### Exercise details
Scan the lines below for the string "source" and report how many lines contain it, giving only the number.

[start of Dataset records]

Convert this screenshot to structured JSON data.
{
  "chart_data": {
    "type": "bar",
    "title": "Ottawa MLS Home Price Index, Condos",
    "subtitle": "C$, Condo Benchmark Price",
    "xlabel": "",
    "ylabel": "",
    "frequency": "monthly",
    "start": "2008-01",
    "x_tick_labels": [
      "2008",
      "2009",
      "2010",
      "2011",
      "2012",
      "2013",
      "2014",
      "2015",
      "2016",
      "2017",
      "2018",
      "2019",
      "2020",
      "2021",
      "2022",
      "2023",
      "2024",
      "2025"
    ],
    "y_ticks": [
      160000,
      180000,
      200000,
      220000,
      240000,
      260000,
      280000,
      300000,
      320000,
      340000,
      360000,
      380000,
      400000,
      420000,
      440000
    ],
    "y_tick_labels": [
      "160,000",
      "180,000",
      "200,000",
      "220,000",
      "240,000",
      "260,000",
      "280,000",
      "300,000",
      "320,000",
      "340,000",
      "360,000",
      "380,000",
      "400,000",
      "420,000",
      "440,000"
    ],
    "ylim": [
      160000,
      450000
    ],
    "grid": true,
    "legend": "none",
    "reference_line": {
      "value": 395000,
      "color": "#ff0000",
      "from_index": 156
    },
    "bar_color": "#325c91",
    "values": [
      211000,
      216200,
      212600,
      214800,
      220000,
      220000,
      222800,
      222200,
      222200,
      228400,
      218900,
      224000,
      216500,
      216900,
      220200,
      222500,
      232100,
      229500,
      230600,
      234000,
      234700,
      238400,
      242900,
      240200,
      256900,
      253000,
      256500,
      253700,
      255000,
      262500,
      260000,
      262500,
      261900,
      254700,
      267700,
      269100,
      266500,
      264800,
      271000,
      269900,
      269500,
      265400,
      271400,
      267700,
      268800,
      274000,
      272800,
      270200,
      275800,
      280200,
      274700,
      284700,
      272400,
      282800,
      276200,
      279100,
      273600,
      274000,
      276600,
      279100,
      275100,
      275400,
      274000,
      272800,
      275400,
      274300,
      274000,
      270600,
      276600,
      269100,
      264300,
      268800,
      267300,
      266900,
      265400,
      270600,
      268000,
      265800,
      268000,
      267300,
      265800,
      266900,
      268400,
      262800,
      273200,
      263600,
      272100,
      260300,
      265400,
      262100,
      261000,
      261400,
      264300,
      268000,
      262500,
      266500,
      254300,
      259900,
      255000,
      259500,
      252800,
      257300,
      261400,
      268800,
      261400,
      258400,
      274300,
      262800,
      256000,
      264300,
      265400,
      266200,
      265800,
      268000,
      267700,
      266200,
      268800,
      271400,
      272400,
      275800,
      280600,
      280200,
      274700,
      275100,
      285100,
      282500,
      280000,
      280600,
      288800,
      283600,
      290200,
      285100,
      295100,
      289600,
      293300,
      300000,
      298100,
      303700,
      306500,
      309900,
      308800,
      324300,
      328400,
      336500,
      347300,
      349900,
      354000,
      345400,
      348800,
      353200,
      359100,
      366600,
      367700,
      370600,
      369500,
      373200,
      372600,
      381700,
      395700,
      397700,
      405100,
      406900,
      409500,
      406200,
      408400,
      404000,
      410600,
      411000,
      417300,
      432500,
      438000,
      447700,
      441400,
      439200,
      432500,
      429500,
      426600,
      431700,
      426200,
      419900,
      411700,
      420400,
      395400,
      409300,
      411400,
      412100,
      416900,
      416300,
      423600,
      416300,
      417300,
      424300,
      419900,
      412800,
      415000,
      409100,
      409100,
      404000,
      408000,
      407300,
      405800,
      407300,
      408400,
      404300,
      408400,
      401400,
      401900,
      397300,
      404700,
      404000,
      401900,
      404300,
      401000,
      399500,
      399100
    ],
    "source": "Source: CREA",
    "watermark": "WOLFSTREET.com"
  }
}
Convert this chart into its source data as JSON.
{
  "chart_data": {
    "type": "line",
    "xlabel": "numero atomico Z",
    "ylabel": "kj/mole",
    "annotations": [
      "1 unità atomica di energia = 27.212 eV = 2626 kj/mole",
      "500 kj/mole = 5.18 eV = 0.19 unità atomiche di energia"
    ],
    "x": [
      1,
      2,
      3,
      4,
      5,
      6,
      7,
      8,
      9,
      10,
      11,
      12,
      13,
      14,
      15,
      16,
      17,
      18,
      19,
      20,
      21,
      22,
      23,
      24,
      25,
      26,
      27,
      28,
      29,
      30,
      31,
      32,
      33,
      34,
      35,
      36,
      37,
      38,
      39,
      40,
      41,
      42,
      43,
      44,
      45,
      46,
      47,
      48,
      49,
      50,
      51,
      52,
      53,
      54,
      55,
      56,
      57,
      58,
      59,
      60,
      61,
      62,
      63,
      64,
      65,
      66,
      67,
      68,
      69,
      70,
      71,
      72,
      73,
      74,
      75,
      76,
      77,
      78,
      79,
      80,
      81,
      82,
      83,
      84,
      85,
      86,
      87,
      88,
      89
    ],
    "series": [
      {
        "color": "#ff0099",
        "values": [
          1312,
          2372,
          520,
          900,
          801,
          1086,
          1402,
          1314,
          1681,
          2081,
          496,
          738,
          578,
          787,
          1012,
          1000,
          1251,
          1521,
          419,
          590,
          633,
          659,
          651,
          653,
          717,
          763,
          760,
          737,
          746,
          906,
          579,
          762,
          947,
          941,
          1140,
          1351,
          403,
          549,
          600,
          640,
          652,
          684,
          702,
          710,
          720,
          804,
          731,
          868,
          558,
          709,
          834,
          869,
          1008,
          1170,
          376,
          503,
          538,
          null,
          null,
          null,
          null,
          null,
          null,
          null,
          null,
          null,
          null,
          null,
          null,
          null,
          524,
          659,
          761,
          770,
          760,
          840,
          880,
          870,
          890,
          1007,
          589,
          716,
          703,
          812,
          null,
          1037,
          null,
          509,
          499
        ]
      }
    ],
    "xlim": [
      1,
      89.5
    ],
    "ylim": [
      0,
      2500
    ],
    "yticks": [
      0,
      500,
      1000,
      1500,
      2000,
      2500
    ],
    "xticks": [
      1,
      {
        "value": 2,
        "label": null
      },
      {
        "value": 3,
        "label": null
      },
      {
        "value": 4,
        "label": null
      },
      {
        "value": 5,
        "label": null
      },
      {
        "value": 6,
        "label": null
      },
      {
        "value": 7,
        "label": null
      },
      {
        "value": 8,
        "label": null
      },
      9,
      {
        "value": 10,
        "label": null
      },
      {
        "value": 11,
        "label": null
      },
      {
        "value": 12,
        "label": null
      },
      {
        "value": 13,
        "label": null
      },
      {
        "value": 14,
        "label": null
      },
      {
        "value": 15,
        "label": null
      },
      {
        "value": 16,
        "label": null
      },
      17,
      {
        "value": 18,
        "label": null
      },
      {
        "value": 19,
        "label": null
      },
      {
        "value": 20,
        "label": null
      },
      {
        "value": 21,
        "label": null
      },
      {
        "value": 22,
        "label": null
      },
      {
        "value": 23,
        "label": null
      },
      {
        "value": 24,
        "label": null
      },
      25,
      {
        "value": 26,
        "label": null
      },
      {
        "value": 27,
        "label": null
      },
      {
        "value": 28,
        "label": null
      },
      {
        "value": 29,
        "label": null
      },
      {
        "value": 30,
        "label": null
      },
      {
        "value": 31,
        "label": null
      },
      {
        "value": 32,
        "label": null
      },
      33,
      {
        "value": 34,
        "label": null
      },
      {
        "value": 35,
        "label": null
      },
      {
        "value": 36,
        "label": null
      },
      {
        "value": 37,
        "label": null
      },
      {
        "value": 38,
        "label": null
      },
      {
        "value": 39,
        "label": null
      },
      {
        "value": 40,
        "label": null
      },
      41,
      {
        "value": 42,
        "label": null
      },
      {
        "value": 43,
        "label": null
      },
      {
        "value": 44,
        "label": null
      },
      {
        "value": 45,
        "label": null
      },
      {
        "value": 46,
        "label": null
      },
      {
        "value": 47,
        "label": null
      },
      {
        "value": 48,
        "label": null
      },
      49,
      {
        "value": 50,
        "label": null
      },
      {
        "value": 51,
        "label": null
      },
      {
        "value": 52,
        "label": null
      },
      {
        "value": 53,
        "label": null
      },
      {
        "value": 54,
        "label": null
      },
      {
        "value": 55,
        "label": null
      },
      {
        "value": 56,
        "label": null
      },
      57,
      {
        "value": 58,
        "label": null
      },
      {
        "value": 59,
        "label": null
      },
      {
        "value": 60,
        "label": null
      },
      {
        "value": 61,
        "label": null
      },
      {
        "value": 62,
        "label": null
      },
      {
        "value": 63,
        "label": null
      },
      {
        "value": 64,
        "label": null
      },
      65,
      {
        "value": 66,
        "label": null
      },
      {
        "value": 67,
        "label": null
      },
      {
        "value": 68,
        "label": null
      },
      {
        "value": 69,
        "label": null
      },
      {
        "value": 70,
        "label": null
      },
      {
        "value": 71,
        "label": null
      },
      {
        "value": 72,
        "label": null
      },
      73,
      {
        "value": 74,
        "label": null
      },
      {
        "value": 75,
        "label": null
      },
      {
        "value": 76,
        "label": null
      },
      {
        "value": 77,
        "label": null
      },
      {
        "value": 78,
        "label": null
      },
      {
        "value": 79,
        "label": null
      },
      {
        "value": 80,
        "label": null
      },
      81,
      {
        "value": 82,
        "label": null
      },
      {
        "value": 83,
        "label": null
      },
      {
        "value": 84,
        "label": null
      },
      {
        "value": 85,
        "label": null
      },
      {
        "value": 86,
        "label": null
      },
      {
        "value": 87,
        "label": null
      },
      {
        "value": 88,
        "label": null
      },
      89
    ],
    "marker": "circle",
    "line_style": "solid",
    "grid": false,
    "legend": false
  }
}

[end of Dataset records]

### Solution for this task
2